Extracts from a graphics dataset
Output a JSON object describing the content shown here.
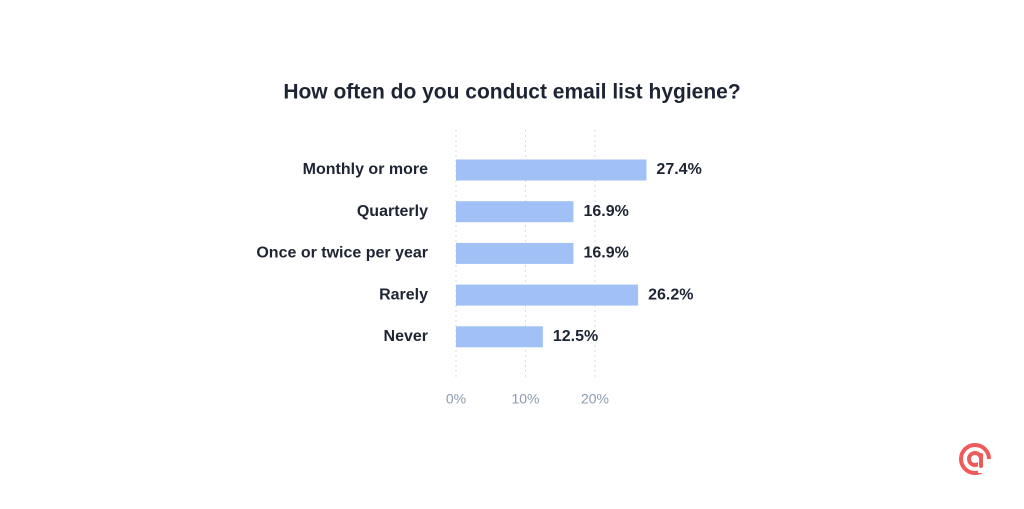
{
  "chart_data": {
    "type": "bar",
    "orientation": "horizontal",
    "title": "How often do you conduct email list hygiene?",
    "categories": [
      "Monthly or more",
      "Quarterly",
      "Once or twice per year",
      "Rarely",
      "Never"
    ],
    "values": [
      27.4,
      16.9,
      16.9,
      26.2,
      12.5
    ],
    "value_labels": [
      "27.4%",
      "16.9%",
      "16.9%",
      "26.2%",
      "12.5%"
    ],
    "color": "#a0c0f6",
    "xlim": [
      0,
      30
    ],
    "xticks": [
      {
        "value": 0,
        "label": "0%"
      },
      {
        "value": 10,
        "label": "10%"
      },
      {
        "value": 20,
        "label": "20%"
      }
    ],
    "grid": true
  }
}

• **EXERCISE DIRECTIONS**: Reproduce the full listing above verbatim, with no pictures included.

• **REPLY**:
Output a JSON object describing the content shown here.
{
  "chart_data": {
    "type": "bar",
    "orientation": "horizontal",
    "title": "How often do you conduct email list hygiene?",
    "categories": [
      "Monthly or more",
      "Quarterly",
      "Once or twice per year",
      "Rarely",
      "Never"
    ],
    "values": [
      27.4,
      16.9,
      16.9,
      26.2,
      12.5
    ],
    "value_labels": [
      "27.4%",
      "16.9%",
      "16.9%",
      "26.2%",
      "12.5%"
    ],
    "color": "#a0c0f6",
    "xlim": [
      0,
      30
    ],
    "xticks": [
      {
        "value": 0,
        "label": "0%"
      },
      {
        "value": 10,
        "label": "10%"
      },
      {
        "value": 20,
        "label": "20%"
      }
    ],
    "grid": true
  }
}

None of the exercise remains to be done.